### Requirement
Reproduce the complete listing without any deviation.

### Material for this task

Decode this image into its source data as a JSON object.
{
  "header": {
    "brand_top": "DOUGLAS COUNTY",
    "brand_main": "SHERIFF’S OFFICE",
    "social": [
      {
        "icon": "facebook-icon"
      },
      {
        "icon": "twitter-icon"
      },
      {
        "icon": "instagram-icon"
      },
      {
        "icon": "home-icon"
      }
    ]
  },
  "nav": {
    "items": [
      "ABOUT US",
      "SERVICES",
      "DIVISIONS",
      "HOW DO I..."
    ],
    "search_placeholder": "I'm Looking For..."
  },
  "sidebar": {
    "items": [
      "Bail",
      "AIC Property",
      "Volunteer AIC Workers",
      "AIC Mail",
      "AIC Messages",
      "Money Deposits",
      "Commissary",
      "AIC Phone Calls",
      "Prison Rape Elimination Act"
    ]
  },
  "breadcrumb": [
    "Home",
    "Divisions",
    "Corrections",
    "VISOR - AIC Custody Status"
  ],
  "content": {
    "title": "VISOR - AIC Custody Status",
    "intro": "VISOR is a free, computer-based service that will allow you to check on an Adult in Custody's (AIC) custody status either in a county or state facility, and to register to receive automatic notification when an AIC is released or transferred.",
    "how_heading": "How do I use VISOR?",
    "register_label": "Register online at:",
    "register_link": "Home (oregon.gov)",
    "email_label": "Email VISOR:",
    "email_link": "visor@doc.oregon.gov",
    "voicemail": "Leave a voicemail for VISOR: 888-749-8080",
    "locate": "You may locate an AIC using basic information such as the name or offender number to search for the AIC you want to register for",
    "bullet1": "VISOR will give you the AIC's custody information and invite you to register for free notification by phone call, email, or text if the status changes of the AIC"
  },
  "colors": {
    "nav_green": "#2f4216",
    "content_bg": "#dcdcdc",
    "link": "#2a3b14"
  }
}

### Exercise answer
Decode this image into its source data as a JSON object.
{
  "header": {
    "brand_top": "DOUGLAS COUNTY",
    "brand_main": "SHERIFF’S OFFICE",
    "social": [
      {
        "icon": "facebook-icon"
      },
      {
        "icon": "twitter-icon"
      },
      {
        "icon": "instagram-icon"
      },
      {
        "icon": "home-icon"
      }
    ]
  },
  "nav": {
    "items": [
      "ABOUT US",
      "SERVICES",
      "DIVISIONS",
      "HOW DO I..."
    ],
    "search_placeholder": "I'm Looking For..."
  },
  "sidebar": {
    "items": [
      "Bail",
      "AIC Property",
      "Volunteer AIC Workers",
      "AIC Mail",
      "AIC Messages",
      "Money Deposits",
      "Commissary",
      "AIC Phone Calls",
      "Prison Rape Elimination Act"
    ]
  },
  "breadcrumb": [
    "Home",
    "Divisions",
    "Corrections",
    "VISOR - AIC Custody Status"
  ],
  "content": {
    "title": "VISOR - AIC Custody Status",
    "intro": "VISOR is a free, computer-based service that will allow you to check on an Adult in Custody's (AIC) custody status either in a county or state facility, and to register to receive automatic notification when an AIC is released or transferred.",
    "how_heading": "How do I use VISOR?",
    "register_label": "Register online at:",
    "register_link": "Home (oregon.gov)",
    "email_label": "Email VISOR:",
    "email_link": "visor@doc.oregon.gov",
    "voicemail": "Leave a voicemail for VISOR: 888-749-8080",
    "locate": "You may locate an AIC using basic information such as the name or offender number to search for the AIC you want to register for",
    "bullet1": "VISOR will give you the AIC's custody information and invite you to register for free notification by phone call, email, or text if the status changes of the AIC"
  },
  "colors": {
    "nav_green": "#2f4216",
    "content_bg": "#dcdcdc",
    "link": "#2a3b14"
  }
}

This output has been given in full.